- DATASET ROWS
..............................

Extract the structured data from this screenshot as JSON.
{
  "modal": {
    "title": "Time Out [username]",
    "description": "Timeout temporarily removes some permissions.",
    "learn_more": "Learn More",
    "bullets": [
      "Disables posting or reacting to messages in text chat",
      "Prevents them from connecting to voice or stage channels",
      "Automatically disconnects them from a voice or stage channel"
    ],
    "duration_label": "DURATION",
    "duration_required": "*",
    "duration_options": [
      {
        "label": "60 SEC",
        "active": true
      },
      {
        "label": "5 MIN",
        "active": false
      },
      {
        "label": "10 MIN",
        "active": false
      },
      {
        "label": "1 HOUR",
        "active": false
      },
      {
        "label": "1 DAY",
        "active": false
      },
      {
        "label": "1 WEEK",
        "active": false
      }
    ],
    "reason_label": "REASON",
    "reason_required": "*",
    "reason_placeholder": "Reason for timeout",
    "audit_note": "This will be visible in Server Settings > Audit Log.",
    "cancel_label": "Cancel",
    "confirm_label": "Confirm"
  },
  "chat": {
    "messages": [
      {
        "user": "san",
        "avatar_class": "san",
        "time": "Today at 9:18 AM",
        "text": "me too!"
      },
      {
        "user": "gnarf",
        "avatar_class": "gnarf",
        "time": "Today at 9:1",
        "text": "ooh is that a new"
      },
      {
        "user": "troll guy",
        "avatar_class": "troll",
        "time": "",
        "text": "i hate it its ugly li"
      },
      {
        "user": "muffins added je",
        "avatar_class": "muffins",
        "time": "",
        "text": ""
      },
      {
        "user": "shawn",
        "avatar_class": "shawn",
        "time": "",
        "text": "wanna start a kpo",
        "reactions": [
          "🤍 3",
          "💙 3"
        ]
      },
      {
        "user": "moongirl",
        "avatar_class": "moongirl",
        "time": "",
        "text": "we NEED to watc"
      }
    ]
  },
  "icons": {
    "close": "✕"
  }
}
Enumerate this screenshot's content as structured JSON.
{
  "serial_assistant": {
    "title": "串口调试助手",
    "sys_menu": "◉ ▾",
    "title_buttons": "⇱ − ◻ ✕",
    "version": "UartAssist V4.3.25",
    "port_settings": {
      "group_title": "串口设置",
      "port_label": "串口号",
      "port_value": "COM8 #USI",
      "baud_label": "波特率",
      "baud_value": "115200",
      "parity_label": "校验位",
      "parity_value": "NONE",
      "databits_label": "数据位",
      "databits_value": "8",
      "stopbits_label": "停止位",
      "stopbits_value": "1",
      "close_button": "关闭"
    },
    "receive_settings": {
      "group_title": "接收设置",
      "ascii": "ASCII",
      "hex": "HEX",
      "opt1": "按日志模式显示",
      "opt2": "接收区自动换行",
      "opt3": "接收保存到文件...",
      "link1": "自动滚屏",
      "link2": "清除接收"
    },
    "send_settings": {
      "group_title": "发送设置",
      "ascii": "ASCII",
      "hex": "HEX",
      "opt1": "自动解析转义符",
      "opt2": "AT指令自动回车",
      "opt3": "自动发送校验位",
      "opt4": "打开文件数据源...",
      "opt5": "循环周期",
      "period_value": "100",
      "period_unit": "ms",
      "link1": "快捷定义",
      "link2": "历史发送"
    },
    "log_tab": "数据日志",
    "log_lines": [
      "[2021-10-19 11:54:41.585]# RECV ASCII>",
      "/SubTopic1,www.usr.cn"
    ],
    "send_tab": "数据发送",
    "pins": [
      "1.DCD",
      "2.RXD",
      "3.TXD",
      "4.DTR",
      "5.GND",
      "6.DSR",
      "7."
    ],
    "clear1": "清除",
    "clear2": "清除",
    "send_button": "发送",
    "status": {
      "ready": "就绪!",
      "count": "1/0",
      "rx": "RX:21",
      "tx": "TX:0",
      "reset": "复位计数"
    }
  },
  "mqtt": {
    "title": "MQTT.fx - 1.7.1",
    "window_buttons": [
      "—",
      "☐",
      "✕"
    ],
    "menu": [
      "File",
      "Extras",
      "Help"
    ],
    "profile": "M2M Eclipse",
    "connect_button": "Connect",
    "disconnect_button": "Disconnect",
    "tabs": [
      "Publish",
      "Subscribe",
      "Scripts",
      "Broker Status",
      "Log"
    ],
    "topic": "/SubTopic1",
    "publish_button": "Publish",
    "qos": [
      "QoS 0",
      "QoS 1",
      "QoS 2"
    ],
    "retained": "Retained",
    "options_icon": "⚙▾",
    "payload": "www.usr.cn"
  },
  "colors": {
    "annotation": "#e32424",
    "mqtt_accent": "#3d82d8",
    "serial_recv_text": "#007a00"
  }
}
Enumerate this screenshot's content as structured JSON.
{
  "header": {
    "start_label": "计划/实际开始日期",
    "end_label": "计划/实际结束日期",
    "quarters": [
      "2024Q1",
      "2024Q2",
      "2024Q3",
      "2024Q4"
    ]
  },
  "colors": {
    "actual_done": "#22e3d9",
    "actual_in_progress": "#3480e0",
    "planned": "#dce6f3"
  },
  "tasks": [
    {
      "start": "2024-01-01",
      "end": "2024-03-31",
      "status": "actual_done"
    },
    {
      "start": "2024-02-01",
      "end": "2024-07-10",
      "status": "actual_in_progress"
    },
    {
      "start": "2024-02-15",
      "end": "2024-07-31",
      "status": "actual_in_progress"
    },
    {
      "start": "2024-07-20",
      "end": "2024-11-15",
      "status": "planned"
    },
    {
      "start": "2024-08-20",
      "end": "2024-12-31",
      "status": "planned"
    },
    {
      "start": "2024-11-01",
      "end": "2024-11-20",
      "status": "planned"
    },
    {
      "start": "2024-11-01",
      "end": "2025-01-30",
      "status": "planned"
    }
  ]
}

..............................

- WHAT IS ASKED
Reproduce the complete data exactly as presented above.

- EXERCISE RESULT
Extract the structured data from this screenshot as JSON.
{
  "modal": {
    "title": "Time Out [username]",
    "description": "Timeout temporarily removes some permissions.",
    "learn_more": "Learn More",
    "bullets": [
      "Disables posting or reacting to messages in text chat",
      "Prevents them from connecting to voice or stage channels",
      "Automatically disconnects them from a voice or stage channel"
    ],
    "duration_label": "DURATION",
    "duration_required": "*",
    "duration_options": [
      {
        "label": "60 SEC",
        "active": true
      },
      {
        "label": "5 MIN",
        "active": false
      },
      {
        "label": "10 MIN",
        "active": false
      },
      {
        "label": "1 HOUR",
        "active": false
      },
      {
        "label": "1 DAY",
        "active": false
      },
      {
        "label": "1 WEEK",
        "active": false
      }
    ],
    "reason_label": "REASON",
    "reason_required": "*",
    "reason_placeholder": "Reason for timeout",
    "audit_note": "This will be visible in Server Settings > Audit Log.",
    "cancel_label": "Cancel",
    "confirm_label": "Confirm"
  },
  "chat": {
    "messages": [
      {
        "user": "san",
        "avatar_class": "san",
        "time": "Today at 9:18 AM",
        "text": "me too!"
      },
      {
        "user": "gnarf",
        "avatar_class": "gnarf",
        "time": "Today at 9:1",
        "text": "ooh is that a new"
      },
      {
        "user": "troll guy",
        "avatar_class": "troll",
        "time": "",
        "text": "i hate it its ugly li"
      },
      {
        "user": "muffins added je",
        "avatar_class": "muffins",
        "time": "",
        "text": ""
      },
      {
        "user": "shawn",
        "avatar_class": "shawn",
        "time": "",
        "text": "wanna start a kpo",
        "reactions": [
          "🤍 3",
          "💙 3"
        ]
      },
      {
        "user": "moongirl",
        "avatar_class": "moongirl",
        "time": "",
        "text": "we NEED to watc"
      }
    ]
  },
  "icons": {
    "close": "✕"
  }
}
Enumerate this screenshot's content as structured JSON.
{
  "serial_assistant": {
    "title": "串口调试助手",
    "sys_menu": "◉ ▾",
    "title_buttons": "⇱ − ◻ ✕",
    "version": "UartAssist V4.3.25",
    "port_settings": {
      "group_title": "串口设置",
      "port_label": "串口号",
      "port_value": "COM8 #USI",
      "baud_label": "波特率",
      "baud_value": "115200",
      "parity_label": "校验位",
      "parity_value": "NONE",
      "databits_label": "数据位",
      "databits_value": "8",
      "stopbits_label": "停止位",
      "stopbits_value": "1",
      "close_button": "关闭"
    },
    "receive_settings": {
      "group_title": "接收设置",
      "ascii": "ASCII",
      "hex": "HEX",
      "opt1": "按日志模式显示",
      "opt2": "接收区自动换行",
      "opt3": "接收保存到文件...",
      "link1": "自动滚屏",
      "link2": "清除接收"
    },
    "send_settings": {
      "group_title": "发送设置",
      "ascii": "ASCII",
      "hex": "HEX",
      "opt1": "自动解析转义符",
      "opt2": "AT指令自动回车",
      "opt3": "自动发送校验位",
      "opt4": "打开文件数据源...",
      "opt5": "循环周期",
      "period_value": "100",
      "period_unit": "ms",
      "link1": "快捷定义",
      "link2": "历史发送"
    },
    "log_tab": "数据日志",
    "log_lines": [
      "[2021-10-19 11:54:41.585]# RECV ASCII>",
      "/SubTopic1,www.usr.cn"
    ],
    "send_tab": "数据发送",
    "pins": [
      "1.DCD",
      "2.RXD",
      "3.TXD",
      "4.DTR",
      "5.GND",
      "6.DSR",
      "7."
    ],
    "clear1": "清除",
    "clear2": "清除",
    "send_button": "发送",
    "status": {
      "ready": "就绪!",
      "count": "1/0",
      "rx": "RX:21",
      "tx": "TX:0",
      "reset": "复位计数"
    }
  },
  "mqtt": {
    "title": "MQTT.fx - 1.7.1",
    "window_buttons": [
      "—",
      "☐",
      "✕"
    ],
    "menu": [
      "File",
      "Extras",
      "Help"
    ],
    "profile": "M2M Eclipse",
    "connect_button": "Connect",
    "disconnect_button": "Disconnect",
    "tabs": [
      "Publish",
      "Subscribe",
      "Scripts",
      "Broker Status",
      "Log"
    ],
    "topic": "/SubTopic1",
    "publish_button": "Publish",
    "qos": [
      "QoS 0",
      "QoS 1",
      "QoS 2"
    ],
    "retained": "Retained",
    "options_icon": "⚙▾",
    "payload": "www.usr.cn"
  },
  "colors": {
    "annotation": "#e32424",
    "mqtt_accent": "#3d82d8",
    "serial_recv_text": "#007a00"
  }
}
Enumerate this screenshot's content as structured JSON.
{
  "header": {
    "start_label": "计划/实际开始日期",
    "end_label": "计划/实际结束日期",
    "quarters": [
      "2024Q1",
      "2024Q2",
      "2024Q3",
      "2024Q4"
    ]
  },
  "colors": {
    "actual_done": "#22e3d9",
    "actual_in_progress": "#3480e0",
    "planned": "#dce6f3"
  },
  "tasks": [
    {
      "start": "2024-01-01",
      "end": "2024-03-31",
      "status": "actual_done"
    },
    {
      "start": "2024-02-01",
      "end": "2024-07-10",
      "status": "actual_in_progress"
    },
    {
      "start": "2024-02-15",
      "end": "2024-07-31",
      "status": "actual_in_progress"
    },
    {
      "start": "2024-07-20",
      "end": "2024-11-15",
      "status": "planned"
    },
    {
      "start": "2024-08-20",
      "end": "2024-12-31",
      "status": "planned"
    },
    {
      "start": "2024-11-01",
      "end": "2024-11-20",
      "status": "planned"
    },
    {
      "start": "2024-11-01",
      "end": "2025-01-30",
      "status": "planned"
    }
  ]
}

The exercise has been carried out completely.